═════ Raw records
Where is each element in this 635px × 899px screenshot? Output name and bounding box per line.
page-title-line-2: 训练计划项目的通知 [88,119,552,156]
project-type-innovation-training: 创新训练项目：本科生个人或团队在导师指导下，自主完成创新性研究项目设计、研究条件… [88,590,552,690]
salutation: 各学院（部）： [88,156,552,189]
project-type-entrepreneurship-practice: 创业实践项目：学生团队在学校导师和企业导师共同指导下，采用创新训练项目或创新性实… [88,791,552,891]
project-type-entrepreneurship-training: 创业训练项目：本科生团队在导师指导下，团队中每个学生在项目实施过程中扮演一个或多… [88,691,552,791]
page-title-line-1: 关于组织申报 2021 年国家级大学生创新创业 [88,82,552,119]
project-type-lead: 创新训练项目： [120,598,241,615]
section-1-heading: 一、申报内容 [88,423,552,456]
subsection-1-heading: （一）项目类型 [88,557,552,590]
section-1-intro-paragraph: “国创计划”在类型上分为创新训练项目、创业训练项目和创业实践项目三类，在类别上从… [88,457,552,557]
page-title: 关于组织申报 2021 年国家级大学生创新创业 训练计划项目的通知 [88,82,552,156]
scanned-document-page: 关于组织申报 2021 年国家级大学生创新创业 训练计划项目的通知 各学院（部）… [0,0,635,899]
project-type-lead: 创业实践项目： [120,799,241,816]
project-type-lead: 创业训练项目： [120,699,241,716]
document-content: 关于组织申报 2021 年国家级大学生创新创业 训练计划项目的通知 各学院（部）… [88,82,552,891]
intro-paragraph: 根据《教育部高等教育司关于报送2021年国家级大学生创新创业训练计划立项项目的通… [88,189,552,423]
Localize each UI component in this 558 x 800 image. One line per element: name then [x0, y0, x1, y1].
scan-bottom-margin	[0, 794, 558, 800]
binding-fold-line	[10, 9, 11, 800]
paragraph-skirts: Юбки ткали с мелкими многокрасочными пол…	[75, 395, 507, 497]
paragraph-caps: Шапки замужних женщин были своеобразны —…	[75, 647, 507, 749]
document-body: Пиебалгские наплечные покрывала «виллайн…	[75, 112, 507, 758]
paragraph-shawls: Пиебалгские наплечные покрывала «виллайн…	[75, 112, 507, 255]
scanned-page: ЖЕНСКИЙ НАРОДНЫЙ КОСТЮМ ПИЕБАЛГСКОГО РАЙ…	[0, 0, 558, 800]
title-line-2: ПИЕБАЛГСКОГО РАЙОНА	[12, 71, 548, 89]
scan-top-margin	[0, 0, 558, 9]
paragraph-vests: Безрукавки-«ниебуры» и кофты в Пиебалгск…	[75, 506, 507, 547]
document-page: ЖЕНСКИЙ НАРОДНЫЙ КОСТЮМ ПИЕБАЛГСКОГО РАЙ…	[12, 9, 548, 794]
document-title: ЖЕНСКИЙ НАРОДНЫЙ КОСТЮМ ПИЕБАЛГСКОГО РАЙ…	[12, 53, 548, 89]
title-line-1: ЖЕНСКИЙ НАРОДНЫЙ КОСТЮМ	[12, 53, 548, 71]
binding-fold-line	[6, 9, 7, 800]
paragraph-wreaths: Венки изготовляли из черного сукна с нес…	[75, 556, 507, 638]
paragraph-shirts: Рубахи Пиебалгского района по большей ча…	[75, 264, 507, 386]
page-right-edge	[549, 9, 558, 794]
══════════
What is asked. Print the rows again without any changes, starting at the first row and ending at the line that contains "794, 558, 800]". Include both of those lines.

Task output.
Where is each element in this 635px × 899px screenshot? Output name and bounding box per line.
page-title-line-2: 训练计划项目的通知 [88,119,552,156]
project-type-innovation-training: 创新训练项目：本科生个人或团队在导师指导下，自主完成创新性研究项目设计、研究条件… [88,590,552,690]
salutation: 各学院（部）： [88,156,552,189]
project-type-entrepreneurship-practice: 创业实践项目：学生团队在学校导师和企业导师共同指导下，采用创新训练项目或创新性实… [88,791,552,891]
project-type-entrepreneurship-training: 创业训练项目：本科生团队在导师指导下，团队中每个学生在项目实施过程中扮演一个或多… [88,691,552,791]
page-title-line-1: 关于组织申报 2021 年国家级大学生创新创业 [88,82,552,119]
project-type-lead: 创新训练项目： [120,598,241,615]
section-1-heading: 一、申报内容 [88,423,552,456]
subsection-1-heading: （一）项目类型 [88,557,552,590]
section-1-intro-paragraph: “国创计划”在类型上分为创新训练项目、创业训练项目和创业实践项目三类，在类别上从… [88,457,552,557]
page-title: 关于组织申报 2021 年国家级大学生创新创业 训练计划项目的通知 [88,82,552,156]
scanned-document-page: 关于组织申报 2021 年国家级大学生创新创业 训练计划项目的通知 各学院（部）… [0,0,635,899]
project-type-lead: 创业实践项目： [120,799,241,816]
project-type-lead: 创业训练项目： [120,699,241,716]
document-content: 关于组织申报 2021 年国家级大学生创新创业 训练计划项目的通知 各学院（部）… [88,82,552,891]
intro-paragraph: 根据《教育部高等教育司关于报送2021年国家级大学生创新创业训练计划立项项目的通… [88,189,552,423]
Localize each UI component in this 558 x 800 image. One line per element: name then [x0, y0, x1, y1].
scan-bottom-margin	[0, 794, 558, 800]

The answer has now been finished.